REQUIRED WORK
For the entries presented below, indicate the number of lines that include the word "godkänner", adding nothing else.

Entries from a page text collection

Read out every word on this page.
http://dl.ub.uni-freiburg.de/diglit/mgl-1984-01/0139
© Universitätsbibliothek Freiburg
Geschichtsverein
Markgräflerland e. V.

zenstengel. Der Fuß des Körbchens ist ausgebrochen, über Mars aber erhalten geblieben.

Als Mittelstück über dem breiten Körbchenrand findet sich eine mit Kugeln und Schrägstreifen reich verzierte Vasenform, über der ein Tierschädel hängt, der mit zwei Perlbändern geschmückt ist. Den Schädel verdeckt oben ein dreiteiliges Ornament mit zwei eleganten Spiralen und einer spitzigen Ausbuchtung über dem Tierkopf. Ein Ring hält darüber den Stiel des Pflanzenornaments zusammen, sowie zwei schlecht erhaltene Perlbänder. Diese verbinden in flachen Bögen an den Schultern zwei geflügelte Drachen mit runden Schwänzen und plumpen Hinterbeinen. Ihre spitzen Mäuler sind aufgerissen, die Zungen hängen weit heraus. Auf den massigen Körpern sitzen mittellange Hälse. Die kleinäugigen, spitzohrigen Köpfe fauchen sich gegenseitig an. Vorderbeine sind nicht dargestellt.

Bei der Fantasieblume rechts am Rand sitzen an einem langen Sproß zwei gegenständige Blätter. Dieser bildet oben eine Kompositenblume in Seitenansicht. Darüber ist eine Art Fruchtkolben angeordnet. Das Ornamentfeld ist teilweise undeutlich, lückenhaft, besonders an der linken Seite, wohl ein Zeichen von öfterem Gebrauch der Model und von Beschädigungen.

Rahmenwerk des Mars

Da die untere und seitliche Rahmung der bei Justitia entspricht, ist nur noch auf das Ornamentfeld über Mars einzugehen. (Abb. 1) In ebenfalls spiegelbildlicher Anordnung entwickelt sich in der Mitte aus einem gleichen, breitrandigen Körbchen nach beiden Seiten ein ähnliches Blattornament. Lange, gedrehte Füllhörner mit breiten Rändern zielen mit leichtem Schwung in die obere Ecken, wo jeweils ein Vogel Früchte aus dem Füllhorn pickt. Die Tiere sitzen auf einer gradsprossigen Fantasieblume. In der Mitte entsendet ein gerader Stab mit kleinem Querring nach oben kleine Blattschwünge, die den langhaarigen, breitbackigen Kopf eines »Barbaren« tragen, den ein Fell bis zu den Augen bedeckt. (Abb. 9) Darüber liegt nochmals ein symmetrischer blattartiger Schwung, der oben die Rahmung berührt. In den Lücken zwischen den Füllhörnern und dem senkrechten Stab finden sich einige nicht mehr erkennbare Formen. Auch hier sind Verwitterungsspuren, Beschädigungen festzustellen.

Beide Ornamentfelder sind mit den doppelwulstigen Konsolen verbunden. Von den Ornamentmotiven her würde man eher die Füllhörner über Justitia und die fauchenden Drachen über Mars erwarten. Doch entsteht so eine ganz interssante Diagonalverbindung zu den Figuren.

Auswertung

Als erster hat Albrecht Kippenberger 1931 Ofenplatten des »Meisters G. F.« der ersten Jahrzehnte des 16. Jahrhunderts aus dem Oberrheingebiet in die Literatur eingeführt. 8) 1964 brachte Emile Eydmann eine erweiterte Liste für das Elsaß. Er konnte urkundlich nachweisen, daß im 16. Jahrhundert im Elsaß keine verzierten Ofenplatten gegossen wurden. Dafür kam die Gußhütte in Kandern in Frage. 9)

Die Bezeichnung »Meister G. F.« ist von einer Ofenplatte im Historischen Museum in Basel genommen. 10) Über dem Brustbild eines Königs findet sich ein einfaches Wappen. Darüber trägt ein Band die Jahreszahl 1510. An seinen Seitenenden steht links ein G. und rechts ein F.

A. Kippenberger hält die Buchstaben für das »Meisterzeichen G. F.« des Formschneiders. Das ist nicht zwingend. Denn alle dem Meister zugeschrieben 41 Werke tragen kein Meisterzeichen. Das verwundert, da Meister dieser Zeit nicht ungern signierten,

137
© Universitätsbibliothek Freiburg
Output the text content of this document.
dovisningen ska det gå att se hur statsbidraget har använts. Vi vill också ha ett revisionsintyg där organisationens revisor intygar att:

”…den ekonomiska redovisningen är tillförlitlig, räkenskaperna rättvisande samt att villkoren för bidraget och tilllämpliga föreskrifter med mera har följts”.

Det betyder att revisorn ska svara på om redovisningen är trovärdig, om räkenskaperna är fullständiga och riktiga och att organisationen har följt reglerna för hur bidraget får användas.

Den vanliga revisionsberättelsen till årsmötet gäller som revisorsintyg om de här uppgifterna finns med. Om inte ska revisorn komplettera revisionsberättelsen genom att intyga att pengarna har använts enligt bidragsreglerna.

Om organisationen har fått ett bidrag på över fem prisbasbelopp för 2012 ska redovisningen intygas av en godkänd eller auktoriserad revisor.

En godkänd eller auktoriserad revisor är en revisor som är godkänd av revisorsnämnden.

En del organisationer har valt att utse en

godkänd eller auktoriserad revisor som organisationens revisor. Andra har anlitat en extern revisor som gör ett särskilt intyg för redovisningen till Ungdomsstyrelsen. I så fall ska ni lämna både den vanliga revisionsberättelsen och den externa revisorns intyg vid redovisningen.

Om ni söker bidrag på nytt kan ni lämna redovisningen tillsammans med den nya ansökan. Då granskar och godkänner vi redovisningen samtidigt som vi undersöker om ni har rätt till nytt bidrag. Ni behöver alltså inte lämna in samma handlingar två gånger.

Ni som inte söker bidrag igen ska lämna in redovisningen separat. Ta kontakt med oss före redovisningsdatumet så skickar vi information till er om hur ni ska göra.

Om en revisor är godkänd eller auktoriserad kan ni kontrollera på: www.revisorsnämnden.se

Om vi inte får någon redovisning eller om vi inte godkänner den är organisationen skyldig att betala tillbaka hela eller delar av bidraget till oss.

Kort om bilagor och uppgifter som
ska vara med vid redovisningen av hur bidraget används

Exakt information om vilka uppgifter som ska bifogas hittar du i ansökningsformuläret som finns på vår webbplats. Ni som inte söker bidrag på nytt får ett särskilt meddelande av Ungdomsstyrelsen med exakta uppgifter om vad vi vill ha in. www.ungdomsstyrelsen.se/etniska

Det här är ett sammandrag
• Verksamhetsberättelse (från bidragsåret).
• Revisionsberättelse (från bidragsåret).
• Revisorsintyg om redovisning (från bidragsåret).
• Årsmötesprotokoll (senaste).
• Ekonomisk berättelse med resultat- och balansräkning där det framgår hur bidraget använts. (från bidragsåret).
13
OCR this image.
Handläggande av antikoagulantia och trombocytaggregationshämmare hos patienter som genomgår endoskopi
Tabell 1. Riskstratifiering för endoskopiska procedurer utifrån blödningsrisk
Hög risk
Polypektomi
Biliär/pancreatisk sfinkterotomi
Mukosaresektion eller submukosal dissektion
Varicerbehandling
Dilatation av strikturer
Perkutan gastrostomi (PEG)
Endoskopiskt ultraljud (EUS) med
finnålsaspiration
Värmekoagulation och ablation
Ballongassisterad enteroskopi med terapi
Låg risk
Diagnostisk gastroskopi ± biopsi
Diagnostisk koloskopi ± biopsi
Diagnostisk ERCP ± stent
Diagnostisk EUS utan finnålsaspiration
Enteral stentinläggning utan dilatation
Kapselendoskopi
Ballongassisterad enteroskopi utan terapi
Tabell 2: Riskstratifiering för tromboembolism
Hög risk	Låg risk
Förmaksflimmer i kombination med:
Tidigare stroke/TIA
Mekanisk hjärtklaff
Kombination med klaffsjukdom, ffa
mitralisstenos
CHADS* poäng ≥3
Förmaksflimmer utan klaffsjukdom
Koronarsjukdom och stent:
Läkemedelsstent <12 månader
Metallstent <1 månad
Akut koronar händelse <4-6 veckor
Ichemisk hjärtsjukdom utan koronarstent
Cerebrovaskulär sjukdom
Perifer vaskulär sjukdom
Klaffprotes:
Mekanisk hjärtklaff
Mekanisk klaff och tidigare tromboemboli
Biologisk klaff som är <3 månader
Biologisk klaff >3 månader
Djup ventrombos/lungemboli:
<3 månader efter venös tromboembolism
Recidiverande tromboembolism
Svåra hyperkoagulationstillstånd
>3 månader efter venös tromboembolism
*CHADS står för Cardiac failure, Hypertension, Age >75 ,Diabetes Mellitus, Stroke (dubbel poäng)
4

SOLUTION FOR THIS PROBLEM
2